--- Dataset ---

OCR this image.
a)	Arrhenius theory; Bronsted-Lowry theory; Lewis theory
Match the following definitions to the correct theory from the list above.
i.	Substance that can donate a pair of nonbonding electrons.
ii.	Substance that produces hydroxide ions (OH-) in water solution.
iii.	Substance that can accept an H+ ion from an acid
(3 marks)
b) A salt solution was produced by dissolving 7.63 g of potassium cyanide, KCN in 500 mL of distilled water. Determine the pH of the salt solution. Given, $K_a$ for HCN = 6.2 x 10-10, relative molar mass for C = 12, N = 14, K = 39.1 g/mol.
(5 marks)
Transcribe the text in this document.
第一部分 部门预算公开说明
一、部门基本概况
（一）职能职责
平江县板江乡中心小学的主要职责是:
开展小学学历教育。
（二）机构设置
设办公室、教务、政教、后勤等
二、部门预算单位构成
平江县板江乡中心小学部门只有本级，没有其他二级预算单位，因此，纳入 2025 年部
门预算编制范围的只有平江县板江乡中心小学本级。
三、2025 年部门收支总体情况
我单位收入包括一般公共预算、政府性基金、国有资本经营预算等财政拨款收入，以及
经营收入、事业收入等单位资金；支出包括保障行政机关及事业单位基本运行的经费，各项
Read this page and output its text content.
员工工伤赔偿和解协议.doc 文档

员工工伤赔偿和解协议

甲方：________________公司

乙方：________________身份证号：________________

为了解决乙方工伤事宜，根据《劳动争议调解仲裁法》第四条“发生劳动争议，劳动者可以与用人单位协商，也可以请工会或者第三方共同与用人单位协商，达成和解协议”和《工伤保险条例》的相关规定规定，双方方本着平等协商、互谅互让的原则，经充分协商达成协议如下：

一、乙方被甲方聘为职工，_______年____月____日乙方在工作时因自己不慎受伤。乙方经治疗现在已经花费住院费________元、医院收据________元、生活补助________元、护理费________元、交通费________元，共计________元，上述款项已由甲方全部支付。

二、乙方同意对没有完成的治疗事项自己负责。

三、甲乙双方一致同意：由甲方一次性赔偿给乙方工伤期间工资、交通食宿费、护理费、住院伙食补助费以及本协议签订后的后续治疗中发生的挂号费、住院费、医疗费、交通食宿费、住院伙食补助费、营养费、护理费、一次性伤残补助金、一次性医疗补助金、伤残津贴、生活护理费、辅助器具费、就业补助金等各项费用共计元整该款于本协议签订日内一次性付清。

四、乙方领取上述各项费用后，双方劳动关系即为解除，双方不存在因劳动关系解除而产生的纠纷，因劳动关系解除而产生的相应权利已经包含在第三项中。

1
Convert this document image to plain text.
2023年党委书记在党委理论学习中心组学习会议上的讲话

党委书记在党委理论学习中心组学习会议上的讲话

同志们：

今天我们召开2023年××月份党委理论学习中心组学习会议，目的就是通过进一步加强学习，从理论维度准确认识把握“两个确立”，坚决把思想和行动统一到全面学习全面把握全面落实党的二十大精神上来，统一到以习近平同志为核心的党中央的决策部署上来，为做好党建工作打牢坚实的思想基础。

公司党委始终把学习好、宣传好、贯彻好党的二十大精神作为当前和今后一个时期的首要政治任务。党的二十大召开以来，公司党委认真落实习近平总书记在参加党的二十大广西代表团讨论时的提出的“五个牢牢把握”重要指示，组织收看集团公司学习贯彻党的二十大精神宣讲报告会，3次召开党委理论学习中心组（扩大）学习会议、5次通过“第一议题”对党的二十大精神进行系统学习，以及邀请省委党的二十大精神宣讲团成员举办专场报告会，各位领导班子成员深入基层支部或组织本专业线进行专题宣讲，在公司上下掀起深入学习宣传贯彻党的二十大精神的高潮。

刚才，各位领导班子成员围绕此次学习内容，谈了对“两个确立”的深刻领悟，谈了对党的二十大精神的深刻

---

## Given request
Return the entries above exactly as they appear.

## Output
OCR this image.
a)	Arrhenius theory; Bronsted-Lowry theory; Lewis theory
Match the following definitions to the correct theory from the list above.
i.	Substance that can donate a pair of nonbonding electrons.
ii.	Substance that produces hydroxide ions (OH-) in water solution.
iii.	Substance that can accept an H+ ion from an acid
(3 marks)
b) A salt solution was produced by dissolving 7.63 g of potassium cyanide, KCN in 500 mL of distilled water. Determine the pH of the salt solution. Given, $K_a$ for HCN = 6.2 x 10-10, relative molar mass for C = 12, N = 14, K = 39.1 g/mol.
(5 marks)
Transcribe the text in this document.
第一部分 部门预算公开说明
一、部门基本概况
（一）职能职责
平江县板江乡中心小学的主要职责是:
开展小学学历教育。
（二）机构设置
设办公室、教务、政教、后勤等
二、部门预算单位构成
平江县板江乡中心小学部门只有本级，没有其他二级预算单位，因此，纳入 2025 年部
门预算编制范围的只有平江县板江乡中心小学本级。
三、2025 年部门收支总体情况
我单位收入包括一般公共预算、政府性基金、国有资本经营预算等财政拨款收入，以及
经营收入、事业收入等单位资金；支出包括保障行政机关及事业单位基本运行的经费，各项
Read this page and output its text content.
员工工伤赔偿和解协议.doc 文档

员工工伤赔偿和解协议

甲方：________________公司

乙方：________________身份证号：________________

为了解决乙方工伤事宜，根据《劳动争议调解仲裁法》第四条“发生劳动争议，劳动者可以与用人单位协商，也可以请工会或者第三方共同与用人单位协商，达成和解协议”和《工伤保险条例》的相关规定规定，双方方本着平等协商、互谅互让的原则，经充分协商达成协议如下：

一、乙方被甲方聘为职工，_______年____月____日乙方在工作时因自己不慎受伤。乙方经治疗现在已经花费住院费________元、医院收据________元、生活补助________元、护理费________元、交通费________元，共计________元，上述款项已由甲方全部支付。

二、乙方同意对没有完成的治疗事项自己负责。

三、甲乙双方一致同意：由甲方一次性赔偿给乙方工伤期间工资、交通食宿费、护理费、住院伙食补助费以及本协议签订后的后续治疗中发生的挂号费、住院费、医疗费、交通食宿费、住院伙食补助费、营养费、护理费、一次性伤残补助金、一次性医疗补助金、伤残津贴、生活护理费、辅助器具费、就业补助金等各项费用共计元整该款于本协议签订日内一次性付清。

四、乙方领取上述各项费用后，双方劳动关系即为解除，双方不存在因劳动关系解除而产生的纠纷，因劳动关系解除而产生的相应权利已经包含在第三项中。

1
Convert this document image to plain text.
2023年党委书记在党委理论学习中心组学习会议上的讲话

党委书记在党委理论学习中心组学习会议上的讲话

同志们：

今天我们召开2023年××月份党委理论学习中心组学习会议，目的就是通过进一步加强学习，从理论维度准确认识把握“两个确立”，坚决把思想和行动统一到全面学习全面把握全面落实党的二十大精神上来，统一到以习近平同志为核心的党中央的决策部署上来，为做好党建工作打牢坚实的思想基础。

公司党委始终把学习好、宣传好、贯彻好党的二十大精神作为当前和今后一个时期的首要政治任务。党的二十大召开以来，公司党委认真落实习近平总书记在参加党的二十大广西代表团讨论时的提出的“五个牢牢把握”重要指示，组织收看集团公司学习贯彻党的二十大精神宣讲报告会，3次召开党委理论学习中心组（扩大）学习会议、5次通过“第一议题”对党的二十大精神进行系统学习，以及邀请省委党的二十大精神宣讲团成员举办专场报告会，各位领导班子成员深入基层支部或组织本专业线进行专题宣讲，在公司上下掀起深入学习宣传贯彻党的二十大精神的高潮。

刚才，各位领导班子成员围绕此次学习内容，谈了对“两个确立”的深刻领悟，谈了对党的二十大精神的深刻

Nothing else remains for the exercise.